- Task objective -
Check each line of the material. Copy those containing "JSON".

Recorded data
--------------------------------------------------

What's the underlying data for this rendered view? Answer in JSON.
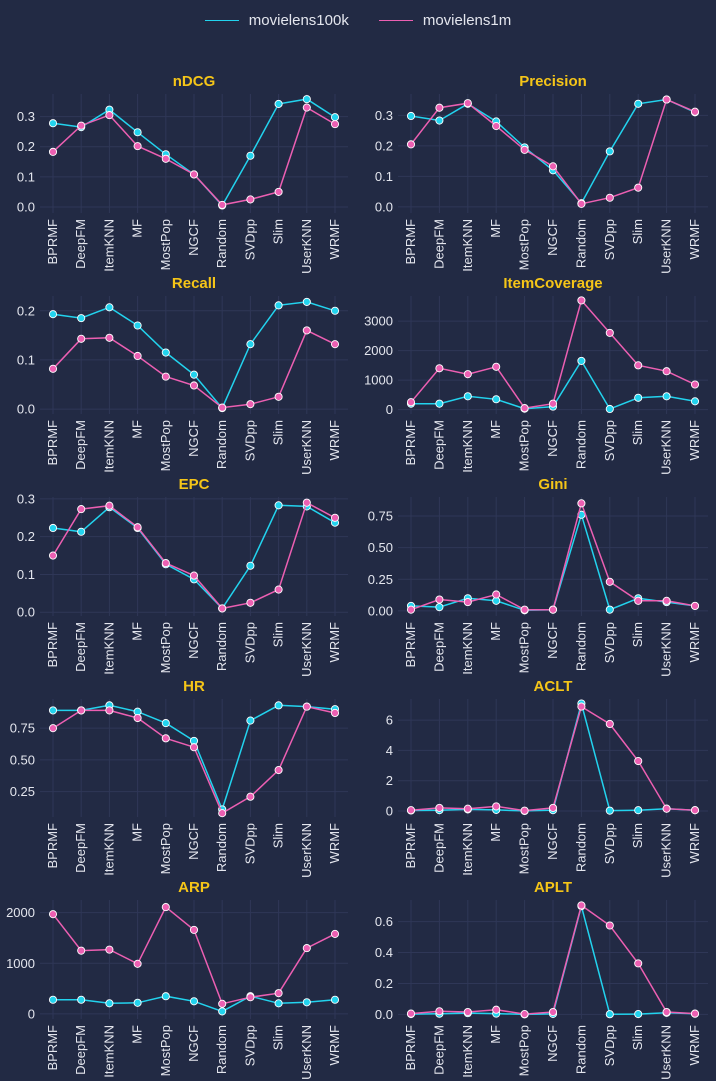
{
  "legend": {
    "items": [
      {
        "label": "movielens100k",
        "color": "#22d3ee"
      },
      {
        "label": "movielens1m",
        "color": "#ec5fb2"
      }
    ]
  },
  "colors": {
    "background": "#222a44",
    "grid": "#2f3757",
    "title": "#f5c518",
    "text": "#e4e6ee"
  },
  "chart_data": [
    {
      "type": "line",
      "title": "nDCG",
      "categories": [
        "BPRMF",
        "DeepFM",
        "ItemKNN",
        "MF",
        "MostPop",
        "NGCF",
        "Random",
        "SVDpp",
        "Slim",
        "UserKNN",
        "WRMF"
      ],
      "ylim": [
        -0.02,
        0.375
      ],
      "yticks": [
        0.0,
        0.1,
        0.2,
        0.3
      ],
      "tick_labels": [
        "0.0",
        "0.1",
        "0.2",
        "0.3"
      ],
      "series": [
        {
          "name": "movielens100k",
          "values": [
            0.278,
            0.265,
            0.323,
            0.248,
            0.175,
            0.108,
            0.005,
            0.17,
            0.342,
            0.358,
            0.298
          ]
        },
        {
          "name": "movielens1m",
          "values": [
            0.183,
            0.27,
            0.305,
            0.202,
            0.16,
            0.108,
            0.007,
            0.025,
            0.05,
            0.33,
            0.275
          ]
        }
      ]
    },
    {
      "type": "line",
      "title": "Precision",
      "categories": [
        "BPRMF",
        "DeepFM",
        "ItemKNN",
        "MF",
        "MostPop",
        "NGCF",
        "Random",
        "SVDpp",
        "Slim",
        "UserKNN",
        "WRMF"
      ],
      "ylim": [
        -0.02,
        0.37
      ],
      "yticks": [
        0.0,
        0.1,
        0.2,
        0.3
      ],
      "tick_labels": [
        "0.0",
        "0.1",
        "0.2",
        "0.3"
      ],
      "series": [
        {
          "name": "movielens100k",
          "values": [
            0.298,
            0.283,
            0.338,
            0.28,
            0.195,
            0.12,
            0.012,
            0.182,
            0.338,
            0.352,
            0.31
          ]
        },
        {
          "name": "movielens1m",
          "values": [
            0.205,
            0.325,
            0.34,
            0.265,
            0.187,
            0.133,
            0.01,
            0.03,
            0.063,
            0.352,
            0.312
          ]
        }
      ]
    },
    {
      "type": "line",
      "title": "Recall",
      "categories": [
        "BPRMF",
        "DeepFM",
        "ItemKNN",
        "MF",
        "MostPop",
        "NGCF",
        "Random",
        "SVDpp",
        "Slim",
        "UserKNN",
        "WRMF"
      ],
      "ylim": [
        -0.01,
        0.23
      ],
      "yticks": [
        0.0,
        0.1,
        0.2
      ],
      "tick_labels": [
        "0.0",
        "0.1",
        "0.2"
      ],
      "series": [
        {
          "name": "movielens100k",
          "values": [
            0.193,
            0.185,
            0.207,
            0.17,
            0.115,
            0.07,
            0.002,
            0.132,
            0.211,
            0.218,
            0.2
          ]
        },
        {
          "name": "movielens1m",
          "values": [
            0.082,
            0.143,
            0.145,
            0.108,
            0.066,
            0.048,
            0.003,
            0.01,
            0.025,
            0.16,
            0.132
          ]
        }
      ]
    },
    {
      "type": "line",
      "title": "ItemCoverage",
      "categories": [
        "BPRMF",
        "DeepFM",
        "ItemKNN",
        "MF",
        "MostPop",
        "NGCF",
        "Random",
        "SVDpp",
        "Slim",
        "UserKNN",
        "WRMF"
      ],
      "ylim": [
        -150,
        3850
      ],
      "yticks": [
        0,
        1000,
        2000,
        3000
      ],
      "tick_labels": [
        "0",
        "1000",
        "2000",
        "3000"
      ],
      "series": [
        {
          "name": "movielens100k",
          "values": [
            200,
            200,
            450,
            350,
            30,
            100,
            1650,
            20,
            400,
            450,
            280
          ]
        },
        {
          "name": "movielens1m",
          "values": [
            250,
            1400,
            1200,
            1450,
            50,
            200,
            3700,
            2600,
            1500,
            1300,
            850
          ]
        }
      ]
    },
    {
      "type": "line",
      "title": "EPC",
      "categories": [
        "BPRMF",
        "DeepFM",
        "ItemKNN",
        "MF",
        "MostPop",
        "NGCF",
        "Random",
        "SVDpp",
        "Slim",
        "UserKNN",
        "WRMF"
      ],
      "ylim": [
        -0.01,
        0.305
      ],
      "yticks": [
        0.0,
        0.1,
        0.2,
        0.3
      ],
      "tick_labels": [
        "0.0",
        "0.1",
        "0.2",
        "0.3"
      ],
      "series": [
        {
          "name": "movielens100k",
          "values": [
            0.223,
            0.213,
            0.278,
            0.223,
            0.127,
            0.087,
            0.01,
            0.123,
            0.283,
            0.28,
            0.237
          ]
        },
        {
          "name": "movielens1m",
          "values": [
            0.15,
            0.273,
            0.282,
            0.225,
            0.13,
            0.097,
            0.01,
            0.025,
            0.06,
            0.29,
            0.25
          ]
        }
      ]
    },
    {
      "type": "line",
      "title": "Gini",
      "categories": [
        "BPRMF",
        "DeepFM",
        "ItemKNN",
        "MF",
        "MostPop",
        "NGCF",
        "Random",
        "SVDpp",
        "Slim",
        "UserKNN",
        "WRMF"
      ],
      "ylim": [
        -0.04,
        0.9
      ],
      "yticks": [
        0.0,
        0.25,
        0.5,
        0.75
      ],
      "tick_labels": [
        "0.00",
        "0.25",
        "0.50",
        "0.75"
      ],
      "series": [
        {
          "name": "movielens100k",
          "values": [
            0.04,
            0.03,
            0.1,
            0.08,
            0.005,
            0.01,
            0.76,
            0.01,
            0.1,
            0.07,
            0.04
          ]
        },
        {
          "name": "movielens1m",
          "values": [
            0.01,
            0.09,
            0.07,
            0.13,
            0.01,
            0.01,
            0.85,
            0.23,
            0.08,
            0.08,
            0.04
          ]
        }
      ]
    },
    {
      "type": "line",
      "title": "HR",
      "categories": [
        "BPRMF",
        "DeepFM",
        "ItemKNN",
        "MF",
        "MostPop",
        "NGCF",
        "Random",
        "SVDpp",
        "Slim",
        "UserKNN",
        "WRMF"
      ],
      "ylim": [
        0.05,
        0.98
      ],
      "yticks": [
        0.25,
        0.5,
        0.75
      ],
      "tick_labels": [
        "0.25",
        "0.50",
        "0.75"
      ],
      "series": [
        {
          "name": "movielens100k",
          "values": [
            0.89,
            0.89,
            0.93,
            0.88,
            0.79,
            0.65,
            0.11,
            0.81,
            0.93,
            0.92,
            0.9
          ]
        },
        {
          "name": "movielens1m",
          "values": [
            0.75,
            0.89,
            0.89,
            0.83,
            0.67,
            0.6,
            0.08,
            0.21,
            0.42,
            0.92,
            0.87
          ]
        }
      ]
    },
    {
      "type": "line",
      "title": "ACLT",
      "categories": [
        "BPRMF",
        "DeepFM",
        "ItemKNN",
        "MF",
        "MostPop",
        "NGCF",
        "Random",
        "SVDpp",
        "Slim",
        "UserKNN",
        "WRMF"
      ],
      "ylim": [
        -0.4,
        7.4
      ],
      "yticks": [
        0,
        2,
        4,
        6
      ],
      "tick_labels": [
        "0",
        "2",
        "4",
        "6"
      ],
      "series": [
        {
          "name": "movielens100k",
          "values": [
            0.03,
            0.05,
            0.1,
            0.07,
            0.0,
            0.05,
            7.1,
            0.02,
            0.05,
            0.15,
            0.05
          ]
        },
        {
          "name": "movielens1m",
          "values": [
            0.05,
            0.2,
            0.15,
            0.3,
            0.02,
            0.2,
            6.9,
            5.75,
            3.3,
            0.15,
            0.05
          ]
        }
      ]
    },
    {
      "type": "line",
      "title": "ARP",
      "categories": [
        "BPRMF",
        "DeepFM",
        "ItemKNN",
        "MF",
        "MostPop",
        "NGCF",
        "Random",
        "SVDpp",
        "Slim",
        "UserKNN",
        "WRMF"
      ],
      "ylim": [
        -100,
        2250
      ],
      "yticks": [
        0,
        1000,
        2000
      ],
      "tick_labels": [
        "0",
        "1000",
        "2000"
      ],
      "series": [
        {
          "name": "movielens100k",
          "values": [
            280,
            280,
            210,
            220,
            350,
            250,
            50,
            350,
            210,
            230,
            280
          ]
        },
        {
          "name": "movielens1m",
          "values": [
            1970,
            1250,
            1270,
            990,
            2110,
            1660,
            200,
            330,
            410,
            1300,
            1580
          ]
        }
      ]
    },
    {
      "type": "line",
      "title": "APLT",
      "categories": [
        "BPRMF",
        "DeepFM",
        "ItemKNN",
        "MF",
        "MostPop",
        "NGCF",
        "Random",
        "SVDpp",
        "Slim",
        "UserKNN",
        "WRMF"
      ],
      "ylim": [
        -0.03,
        0.74
      ],
      "yticks": [
        0.0,
        0.2,
        0.4,
        0.6
      ],
      "tick_labels": [
        "0.0",
        "0.2",
        "0.4",
        "0.6"
      ],
      "series": [
        {
          "name": "movielens100k",
          "values": [
            0.002,
            0.004,
            0.008,
            0.005,
            0.0,
            0.003,
            0.7,
            0.001,
            0.002,
            0.01,
            0.004
          ]
        },
        {
          "name": "movielens1m",
          "values": [
            0.005,
            0.02,
            0.015,
            0.03,
            0.002,
            0.015,
            0.705,
            0.575,
            0.33,
            0.015,
            0.005
          ]
        }
      ]
    }
  ]
}
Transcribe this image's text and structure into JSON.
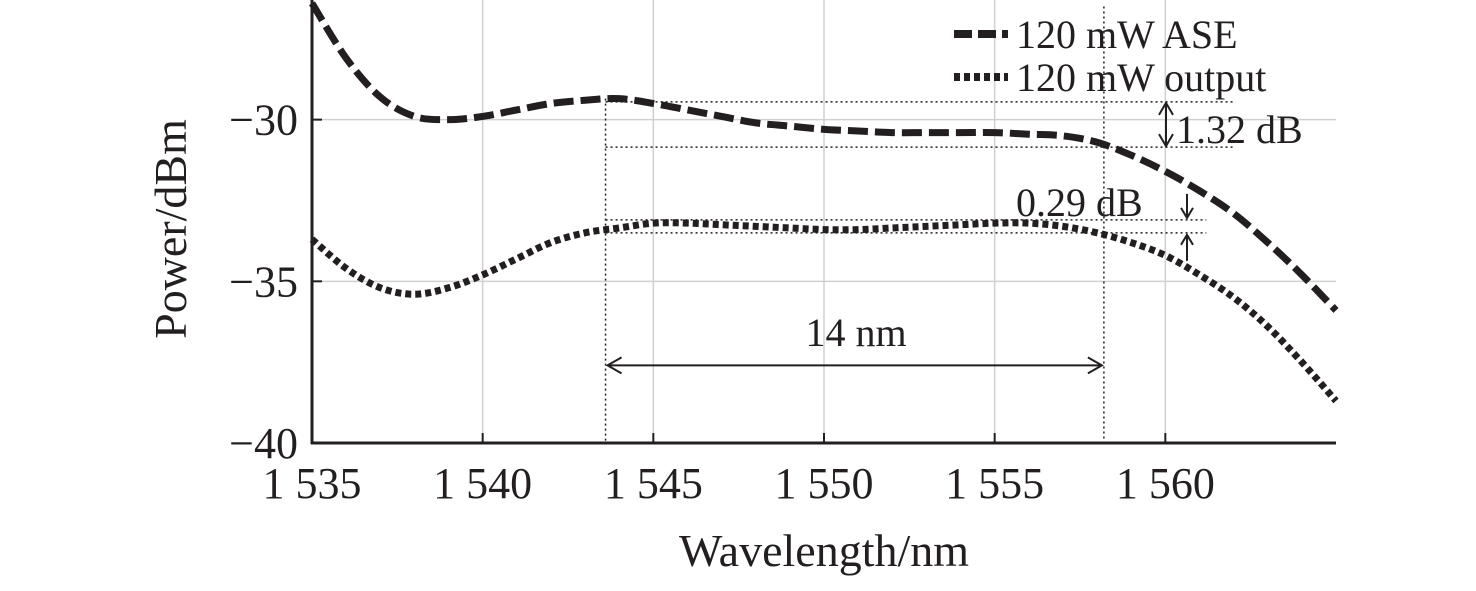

--------------------------------------------------

- Exercise response -
What's the underlying data for this rendered view? Answer in JSON.
Transcribe this image's text and structure into JSON.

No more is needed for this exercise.